Task objective: Scan the records and identify every line in which the string "COMINT" occurs, then return those lines.

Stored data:
-- START --

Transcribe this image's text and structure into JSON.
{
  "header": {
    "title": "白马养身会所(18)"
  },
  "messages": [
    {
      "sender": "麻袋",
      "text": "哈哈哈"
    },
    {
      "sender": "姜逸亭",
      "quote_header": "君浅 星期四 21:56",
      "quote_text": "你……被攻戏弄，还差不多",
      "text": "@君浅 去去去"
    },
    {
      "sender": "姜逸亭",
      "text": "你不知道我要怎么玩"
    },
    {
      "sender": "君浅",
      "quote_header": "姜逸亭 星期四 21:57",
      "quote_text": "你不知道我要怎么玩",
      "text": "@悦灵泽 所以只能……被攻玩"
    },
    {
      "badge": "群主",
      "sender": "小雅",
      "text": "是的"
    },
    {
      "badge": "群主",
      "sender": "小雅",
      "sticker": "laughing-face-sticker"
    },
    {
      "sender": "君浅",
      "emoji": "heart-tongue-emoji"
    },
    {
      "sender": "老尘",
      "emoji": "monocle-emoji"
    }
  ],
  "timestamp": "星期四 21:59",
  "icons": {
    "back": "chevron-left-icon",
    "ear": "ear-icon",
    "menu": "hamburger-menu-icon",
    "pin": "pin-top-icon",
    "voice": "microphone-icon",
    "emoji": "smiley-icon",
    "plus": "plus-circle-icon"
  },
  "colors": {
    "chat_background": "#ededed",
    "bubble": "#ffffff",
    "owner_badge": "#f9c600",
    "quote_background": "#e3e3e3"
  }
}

-- END --
-- START --

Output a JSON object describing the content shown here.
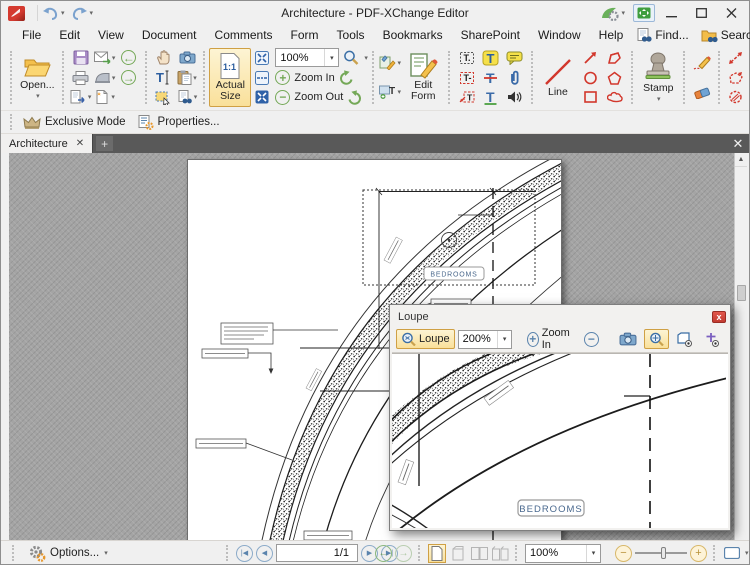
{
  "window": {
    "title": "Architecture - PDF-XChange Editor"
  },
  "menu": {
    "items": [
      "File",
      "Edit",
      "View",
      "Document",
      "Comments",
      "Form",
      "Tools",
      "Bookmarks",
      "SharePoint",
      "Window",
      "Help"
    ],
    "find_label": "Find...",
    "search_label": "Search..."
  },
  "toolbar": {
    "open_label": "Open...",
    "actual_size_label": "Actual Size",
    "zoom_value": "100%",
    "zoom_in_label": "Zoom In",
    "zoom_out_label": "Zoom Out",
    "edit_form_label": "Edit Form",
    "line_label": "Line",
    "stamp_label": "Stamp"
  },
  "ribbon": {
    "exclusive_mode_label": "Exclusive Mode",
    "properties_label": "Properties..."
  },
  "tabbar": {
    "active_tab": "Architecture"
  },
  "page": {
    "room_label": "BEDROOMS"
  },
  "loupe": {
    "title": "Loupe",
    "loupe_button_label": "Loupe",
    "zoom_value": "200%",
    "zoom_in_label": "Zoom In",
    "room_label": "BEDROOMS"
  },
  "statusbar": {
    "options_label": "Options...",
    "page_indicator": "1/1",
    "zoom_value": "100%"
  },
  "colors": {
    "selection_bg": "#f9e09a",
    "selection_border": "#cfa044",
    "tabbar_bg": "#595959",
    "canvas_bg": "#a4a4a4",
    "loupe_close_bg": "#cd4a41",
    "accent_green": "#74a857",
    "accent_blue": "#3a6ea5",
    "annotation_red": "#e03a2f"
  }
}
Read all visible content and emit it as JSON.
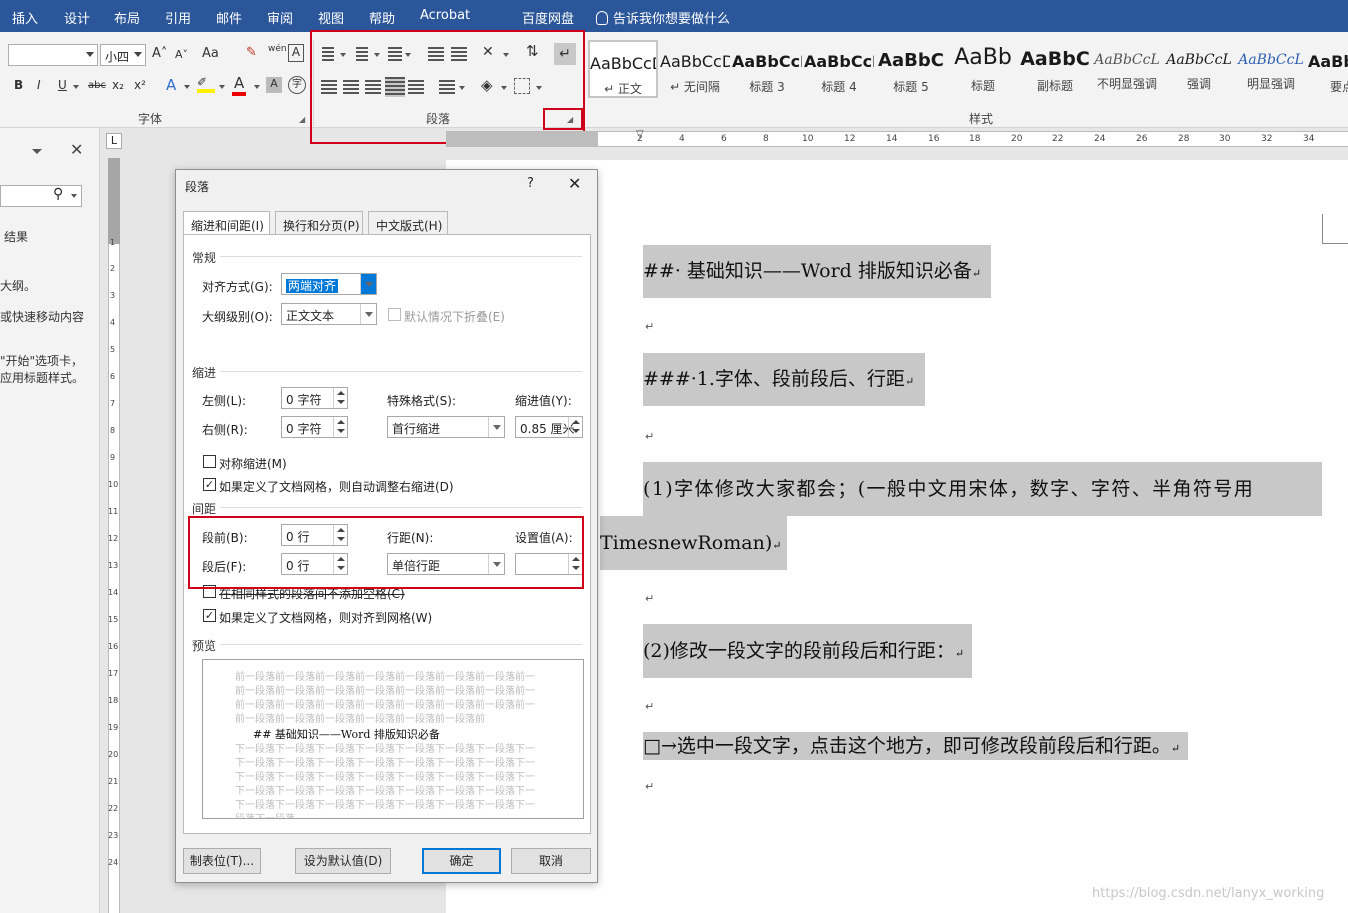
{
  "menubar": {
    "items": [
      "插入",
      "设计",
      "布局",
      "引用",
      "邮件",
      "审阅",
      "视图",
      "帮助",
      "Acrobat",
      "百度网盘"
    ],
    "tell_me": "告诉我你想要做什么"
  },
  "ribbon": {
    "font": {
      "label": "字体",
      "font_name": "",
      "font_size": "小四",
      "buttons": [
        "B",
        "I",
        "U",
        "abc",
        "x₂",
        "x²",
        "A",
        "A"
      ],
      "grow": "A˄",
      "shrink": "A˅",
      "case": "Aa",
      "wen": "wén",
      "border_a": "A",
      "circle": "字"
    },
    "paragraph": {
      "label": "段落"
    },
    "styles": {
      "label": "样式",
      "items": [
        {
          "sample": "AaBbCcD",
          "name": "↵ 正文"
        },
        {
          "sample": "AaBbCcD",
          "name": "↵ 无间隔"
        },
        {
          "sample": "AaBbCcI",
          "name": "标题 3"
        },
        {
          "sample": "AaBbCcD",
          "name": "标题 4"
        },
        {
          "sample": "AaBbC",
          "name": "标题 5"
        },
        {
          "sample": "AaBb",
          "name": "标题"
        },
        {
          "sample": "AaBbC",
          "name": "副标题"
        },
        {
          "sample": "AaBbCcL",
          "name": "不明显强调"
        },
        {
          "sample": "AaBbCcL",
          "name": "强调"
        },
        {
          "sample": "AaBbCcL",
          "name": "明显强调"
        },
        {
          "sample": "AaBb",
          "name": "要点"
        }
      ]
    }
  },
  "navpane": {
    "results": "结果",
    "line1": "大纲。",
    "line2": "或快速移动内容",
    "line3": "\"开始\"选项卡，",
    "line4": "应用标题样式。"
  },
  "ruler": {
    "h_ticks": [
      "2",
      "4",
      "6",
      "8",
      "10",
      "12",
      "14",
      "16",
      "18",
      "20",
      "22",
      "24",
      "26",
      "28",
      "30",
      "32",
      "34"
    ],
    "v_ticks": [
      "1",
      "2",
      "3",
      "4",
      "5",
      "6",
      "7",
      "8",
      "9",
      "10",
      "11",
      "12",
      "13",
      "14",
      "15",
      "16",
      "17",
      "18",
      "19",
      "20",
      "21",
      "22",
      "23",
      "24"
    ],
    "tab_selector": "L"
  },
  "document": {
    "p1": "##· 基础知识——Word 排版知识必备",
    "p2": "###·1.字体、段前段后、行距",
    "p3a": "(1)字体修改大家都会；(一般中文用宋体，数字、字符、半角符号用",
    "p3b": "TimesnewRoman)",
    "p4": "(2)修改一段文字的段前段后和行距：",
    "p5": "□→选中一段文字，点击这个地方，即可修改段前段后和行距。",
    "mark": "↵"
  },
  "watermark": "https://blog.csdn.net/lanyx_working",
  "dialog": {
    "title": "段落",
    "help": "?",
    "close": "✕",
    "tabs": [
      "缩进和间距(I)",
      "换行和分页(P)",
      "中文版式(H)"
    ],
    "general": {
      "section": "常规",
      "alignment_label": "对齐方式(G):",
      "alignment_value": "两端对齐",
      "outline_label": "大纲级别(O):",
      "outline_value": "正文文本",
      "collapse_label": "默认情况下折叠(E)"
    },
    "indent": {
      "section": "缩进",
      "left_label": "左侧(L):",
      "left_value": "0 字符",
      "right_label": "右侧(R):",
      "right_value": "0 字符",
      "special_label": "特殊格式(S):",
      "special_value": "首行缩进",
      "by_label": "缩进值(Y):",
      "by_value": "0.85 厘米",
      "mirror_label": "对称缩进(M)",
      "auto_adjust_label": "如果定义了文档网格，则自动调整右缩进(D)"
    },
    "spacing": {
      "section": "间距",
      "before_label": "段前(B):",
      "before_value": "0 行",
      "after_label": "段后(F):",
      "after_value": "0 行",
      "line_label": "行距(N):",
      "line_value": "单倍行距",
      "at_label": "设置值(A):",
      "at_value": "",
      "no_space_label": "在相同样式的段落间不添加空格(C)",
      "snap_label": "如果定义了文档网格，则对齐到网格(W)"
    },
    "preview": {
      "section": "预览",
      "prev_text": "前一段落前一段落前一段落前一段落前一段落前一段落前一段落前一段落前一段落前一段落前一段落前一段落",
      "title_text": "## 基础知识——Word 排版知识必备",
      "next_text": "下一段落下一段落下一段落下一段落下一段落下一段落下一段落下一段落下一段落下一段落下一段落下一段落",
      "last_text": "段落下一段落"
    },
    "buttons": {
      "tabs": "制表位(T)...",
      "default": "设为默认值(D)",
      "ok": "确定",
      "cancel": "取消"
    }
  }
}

-- END --
-- START --

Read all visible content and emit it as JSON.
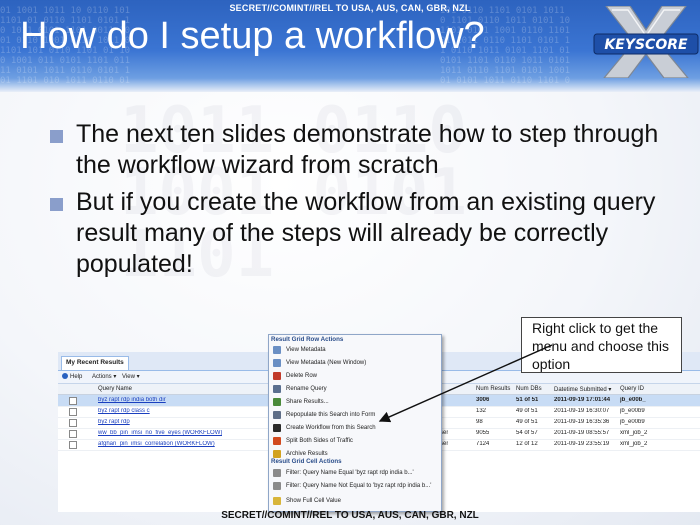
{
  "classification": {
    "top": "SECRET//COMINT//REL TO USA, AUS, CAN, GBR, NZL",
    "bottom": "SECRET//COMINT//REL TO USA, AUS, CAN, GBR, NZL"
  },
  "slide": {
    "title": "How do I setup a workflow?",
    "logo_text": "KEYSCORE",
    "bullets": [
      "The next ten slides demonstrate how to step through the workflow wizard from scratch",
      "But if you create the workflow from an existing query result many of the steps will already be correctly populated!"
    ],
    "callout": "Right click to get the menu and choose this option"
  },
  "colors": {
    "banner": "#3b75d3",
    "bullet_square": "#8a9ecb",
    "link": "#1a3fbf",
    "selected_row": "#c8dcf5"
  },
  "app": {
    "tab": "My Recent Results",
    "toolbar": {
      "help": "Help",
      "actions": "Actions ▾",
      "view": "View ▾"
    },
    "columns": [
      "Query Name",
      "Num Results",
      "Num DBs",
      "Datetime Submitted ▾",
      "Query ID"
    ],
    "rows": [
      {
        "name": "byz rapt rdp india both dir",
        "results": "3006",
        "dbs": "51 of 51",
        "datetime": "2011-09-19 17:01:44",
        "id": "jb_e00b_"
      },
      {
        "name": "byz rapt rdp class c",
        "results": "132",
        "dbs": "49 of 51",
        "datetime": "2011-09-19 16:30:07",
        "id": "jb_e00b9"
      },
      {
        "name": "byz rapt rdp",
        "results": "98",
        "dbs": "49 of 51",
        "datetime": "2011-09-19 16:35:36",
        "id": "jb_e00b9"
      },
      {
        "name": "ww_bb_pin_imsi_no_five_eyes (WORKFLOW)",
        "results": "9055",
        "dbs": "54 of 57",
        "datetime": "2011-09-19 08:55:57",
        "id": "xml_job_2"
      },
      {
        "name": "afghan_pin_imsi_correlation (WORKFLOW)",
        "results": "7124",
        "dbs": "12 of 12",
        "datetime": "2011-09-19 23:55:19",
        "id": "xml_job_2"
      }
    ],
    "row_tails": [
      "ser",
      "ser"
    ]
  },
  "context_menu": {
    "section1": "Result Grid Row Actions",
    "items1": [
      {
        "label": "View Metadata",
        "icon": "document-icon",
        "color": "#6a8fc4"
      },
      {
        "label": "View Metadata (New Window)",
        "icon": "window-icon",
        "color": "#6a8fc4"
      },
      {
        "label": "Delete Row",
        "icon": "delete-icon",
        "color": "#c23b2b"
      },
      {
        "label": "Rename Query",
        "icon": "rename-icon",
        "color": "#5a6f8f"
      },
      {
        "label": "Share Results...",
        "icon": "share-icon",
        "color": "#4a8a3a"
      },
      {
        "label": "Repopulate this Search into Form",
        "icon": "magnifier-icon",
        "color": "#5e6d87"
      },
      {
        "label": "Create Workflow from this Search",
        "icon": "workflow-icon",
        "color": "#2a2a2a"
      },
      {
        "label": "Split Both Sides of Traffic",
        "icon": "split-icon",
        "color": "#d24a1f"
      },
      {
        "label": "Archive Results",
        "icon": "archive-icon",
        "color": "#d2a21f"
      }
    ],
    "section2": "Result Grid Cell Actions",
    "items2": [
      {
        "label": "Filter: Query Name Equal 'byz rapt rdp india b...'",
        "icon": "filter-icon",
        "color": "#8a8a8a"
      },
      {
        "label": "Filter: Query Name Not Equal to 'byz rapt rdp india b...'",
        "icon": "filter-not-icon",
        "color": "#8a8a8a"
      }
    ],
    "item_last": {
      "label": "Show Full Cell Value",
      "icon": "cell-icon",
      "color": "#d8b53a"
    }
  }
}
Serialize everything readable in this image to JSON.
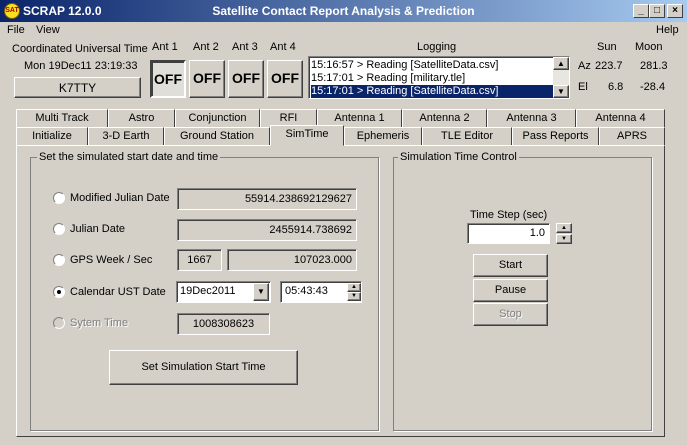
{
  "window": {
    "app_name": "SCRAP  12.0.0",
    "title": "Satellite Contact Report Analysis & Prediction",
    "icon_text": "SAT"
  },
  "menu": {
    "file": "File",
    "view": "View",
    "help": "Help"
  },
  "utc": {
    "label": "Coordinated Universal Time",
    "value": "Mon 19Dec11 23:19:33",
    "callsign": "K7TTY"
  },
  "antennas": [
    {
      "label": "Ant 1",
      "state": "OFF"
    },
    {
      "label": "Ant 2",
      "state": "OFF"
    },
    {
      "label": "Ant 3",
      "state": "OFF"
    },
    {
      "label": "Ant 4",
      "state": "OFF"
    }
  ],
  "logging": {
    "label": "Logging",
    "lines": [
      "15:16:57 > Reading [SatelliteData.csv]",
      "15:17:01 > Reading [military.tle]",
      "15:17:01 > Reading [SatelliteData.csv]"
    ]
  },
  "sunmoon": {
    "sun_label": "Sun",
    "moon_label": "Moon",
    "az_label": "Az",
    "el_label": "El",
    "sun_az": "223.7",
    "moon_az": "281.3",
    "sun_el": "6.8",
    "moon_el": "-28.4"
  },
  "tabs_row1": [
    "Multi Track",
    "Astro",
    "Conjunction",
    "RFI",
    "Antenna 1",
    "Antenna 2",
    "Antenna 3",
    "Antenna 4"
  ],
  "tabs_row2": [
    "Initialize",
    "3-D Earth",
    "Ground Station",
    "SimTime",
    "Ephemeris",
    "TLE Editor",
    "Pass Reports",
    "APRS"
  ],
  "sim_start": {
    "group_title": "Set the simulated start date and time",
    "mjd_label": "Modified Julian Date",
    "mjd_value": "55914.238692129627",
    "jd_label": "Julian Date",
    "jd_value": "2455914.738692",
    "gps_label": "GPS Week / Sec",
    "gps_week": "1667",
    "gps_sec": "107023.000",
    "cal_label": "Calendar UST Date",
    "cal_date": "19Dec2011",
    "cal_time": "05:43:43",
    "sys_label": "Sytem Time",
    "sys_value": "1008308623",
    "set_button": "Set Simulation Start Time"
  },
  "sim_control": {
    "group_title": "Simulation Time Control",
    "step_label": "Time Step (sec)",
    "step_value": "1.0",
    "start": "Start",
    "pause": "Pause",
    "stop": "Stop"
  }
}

-- END --

Solution to this exercise:
    "top": "SECRET//COMINT//REL TO USA, AUS, CAN, GBR, NZL",
    "bottom": "SECRET//COMINT//REL TO USA, AUS, CAN, GBR, NZL"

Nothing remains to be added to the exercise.